- [Aim] Search the listing below for the word "JSON" and copy each line that holds it.

- [Material shown]
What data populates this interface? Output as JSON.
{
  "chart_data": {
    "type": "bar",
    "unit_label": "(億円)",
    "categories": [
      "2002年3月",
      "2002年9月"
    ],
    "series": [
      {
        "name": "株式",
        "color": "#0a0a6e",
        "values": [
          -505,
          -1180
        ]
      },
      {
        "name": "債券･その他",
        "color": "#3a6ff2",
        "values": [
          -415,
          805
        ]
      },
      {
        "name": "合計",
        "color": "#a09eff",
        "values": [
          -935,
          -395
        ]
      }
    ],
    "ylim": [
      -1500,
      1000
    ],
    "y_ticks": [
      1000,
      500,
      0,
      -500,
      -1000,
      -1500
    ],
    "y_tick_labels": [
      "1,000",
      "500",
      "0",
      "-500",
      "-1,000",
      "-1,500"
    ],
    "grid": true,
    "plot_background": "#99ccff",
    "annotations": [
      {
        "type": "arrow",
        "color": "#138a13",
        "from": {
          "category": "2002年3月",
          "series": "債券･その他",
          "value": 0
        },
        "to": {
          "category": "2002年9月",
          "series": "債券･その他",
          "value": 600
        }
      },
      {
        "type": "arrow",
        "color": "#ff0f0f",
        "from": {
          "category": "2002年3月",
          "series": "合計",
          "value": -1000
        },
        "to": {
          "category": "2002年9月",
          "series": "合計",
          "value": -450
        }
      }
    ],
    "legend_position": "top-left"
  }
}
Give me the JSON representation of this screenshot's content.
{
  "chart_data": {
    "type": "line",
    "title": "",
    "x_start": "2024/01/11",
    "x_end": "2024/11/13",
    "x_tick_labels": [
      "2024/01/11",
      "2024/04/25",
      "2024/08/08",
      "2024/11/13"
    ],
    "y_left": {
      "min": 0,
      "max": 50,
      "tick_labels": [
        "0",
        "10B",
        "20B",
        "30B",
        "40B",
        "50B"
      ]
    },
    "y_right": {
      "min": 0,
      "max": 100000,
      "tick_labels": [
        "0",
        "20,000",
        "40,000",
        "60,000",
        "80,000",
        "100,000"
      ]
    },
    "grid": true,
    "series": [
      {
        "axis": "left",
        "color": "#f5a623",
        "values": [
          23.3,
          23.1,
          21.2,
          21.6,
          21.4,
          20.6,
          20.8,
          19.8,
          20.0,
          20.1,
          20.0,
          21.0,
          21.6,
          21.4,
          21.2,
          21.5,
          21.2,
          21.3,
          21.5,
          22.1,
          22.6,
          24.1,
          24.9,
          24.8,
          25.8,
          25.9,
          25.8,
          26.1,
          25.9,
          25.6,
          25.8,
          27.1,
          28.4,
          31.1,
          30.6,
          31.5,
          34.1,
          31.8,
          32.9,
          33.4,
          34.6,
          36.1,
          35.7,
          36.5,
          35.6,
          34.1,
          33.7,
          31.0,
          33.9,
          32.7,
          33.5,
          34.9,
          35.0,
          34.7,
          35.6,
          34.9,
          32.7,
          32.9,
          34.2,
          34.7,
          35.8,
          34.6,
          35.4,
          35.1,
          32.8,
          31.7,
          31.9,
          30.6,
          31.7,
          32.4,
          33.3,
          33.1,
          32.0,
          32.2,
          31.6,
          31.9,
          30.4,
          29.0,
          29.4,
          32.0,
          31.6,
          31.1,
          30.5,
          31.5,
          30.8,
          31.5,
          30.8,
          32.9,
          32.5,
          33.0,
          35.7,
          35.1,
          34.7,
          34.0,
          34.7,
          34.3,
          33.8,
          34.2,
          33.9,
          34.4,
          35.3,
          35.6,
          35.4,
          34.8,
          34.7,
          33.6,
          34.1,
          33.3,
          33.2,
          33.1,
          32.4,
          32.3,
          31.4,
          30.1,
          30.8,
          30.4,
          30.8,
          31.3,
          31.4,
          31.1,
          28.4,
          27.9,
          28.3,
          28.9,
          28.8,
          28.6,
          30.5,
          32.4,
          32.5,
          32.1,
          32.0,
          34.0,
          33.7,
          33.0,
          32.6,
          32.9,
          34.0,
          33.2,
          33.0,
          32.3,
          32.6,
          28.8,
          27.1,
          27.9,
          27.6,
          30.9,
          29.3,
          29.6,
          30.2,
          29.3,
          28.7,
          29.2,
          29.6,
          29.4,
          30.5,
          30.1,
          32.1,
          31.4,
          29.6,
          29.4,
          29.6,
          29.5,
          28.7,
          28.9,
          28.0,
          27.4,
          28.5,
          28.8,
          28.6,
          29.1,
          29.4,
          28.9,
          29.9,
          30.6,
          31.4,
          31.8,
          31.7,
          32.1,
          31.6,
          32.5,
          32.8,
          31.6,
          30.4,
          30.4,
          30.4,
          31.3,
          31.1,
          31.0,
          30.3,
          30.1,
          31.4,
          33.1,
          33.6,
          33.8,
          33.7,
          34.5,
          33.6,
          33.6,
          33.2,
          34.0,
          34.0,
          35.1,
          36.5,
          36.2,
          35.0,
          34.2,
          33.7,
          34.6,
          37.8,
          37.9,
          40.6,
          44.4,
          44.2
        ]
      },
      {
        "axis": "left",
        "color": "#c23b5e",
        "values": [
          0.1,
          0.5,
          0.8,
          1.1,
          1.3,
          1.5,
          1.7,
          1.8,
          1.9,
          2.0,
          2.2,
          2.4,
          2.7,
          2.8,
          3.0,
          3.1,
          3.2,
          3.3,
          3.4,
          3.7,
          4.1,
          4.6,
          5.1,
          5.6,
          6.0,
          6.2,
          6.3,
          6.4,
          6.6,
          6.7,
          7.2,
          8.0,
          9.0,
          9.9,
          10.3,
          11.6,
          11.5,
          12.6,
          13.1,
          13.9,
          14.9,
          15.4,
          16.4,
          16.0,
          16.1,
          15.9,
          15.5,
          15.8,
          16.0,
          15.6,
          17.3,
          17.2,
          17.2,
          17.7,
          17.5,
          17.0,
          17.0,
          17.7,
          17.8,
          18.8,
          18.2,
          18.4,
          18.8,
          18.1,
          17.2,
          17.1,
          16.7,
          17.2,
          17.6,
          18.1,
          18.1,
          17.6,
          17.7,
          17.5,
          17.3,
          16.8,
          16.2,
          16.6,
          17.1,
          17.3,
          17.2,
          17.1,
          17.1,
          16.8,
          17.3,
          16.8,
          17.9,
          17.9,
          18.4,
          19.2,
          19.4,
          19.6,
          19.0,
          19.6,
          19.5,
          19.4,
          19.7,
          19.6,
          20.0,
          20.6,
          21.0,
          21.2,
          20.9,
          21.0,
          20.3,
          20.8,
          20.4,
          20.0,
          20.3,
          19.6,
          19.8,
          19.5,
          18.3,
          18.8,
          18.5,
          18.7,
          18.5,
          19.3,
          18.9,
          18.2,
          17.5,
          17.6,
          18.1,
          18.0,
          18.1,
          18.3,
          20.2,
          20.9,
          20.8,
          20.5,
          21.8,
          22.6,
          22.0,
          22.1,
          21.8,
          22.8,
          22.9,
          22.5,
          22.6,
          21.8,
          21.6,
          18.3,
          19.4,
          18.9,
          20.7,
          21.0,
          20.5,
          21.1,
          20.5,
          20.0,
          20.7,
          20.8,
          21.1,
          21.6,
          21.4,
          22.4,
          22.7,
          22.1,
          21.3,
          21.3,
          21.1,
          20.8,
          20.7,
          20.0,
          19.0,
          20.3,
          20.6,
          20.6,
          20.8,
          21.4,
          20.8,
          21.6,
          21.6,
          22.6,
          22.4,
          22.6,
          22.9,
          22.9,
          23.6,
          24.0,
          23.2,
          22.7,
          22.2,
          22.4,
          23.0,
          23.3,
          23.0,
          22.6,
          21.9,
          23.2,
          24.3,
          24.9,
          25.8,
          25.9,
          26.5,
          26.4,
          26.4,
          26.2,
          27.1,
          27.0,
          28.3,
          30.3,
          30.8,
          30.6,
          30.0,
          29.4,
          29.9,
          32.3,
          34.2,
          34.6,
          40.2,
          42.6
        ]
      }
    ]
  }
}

- [Solution below]
What data populates this interface? Output as JSON.
Give me the JSON representation of this screenshot's content.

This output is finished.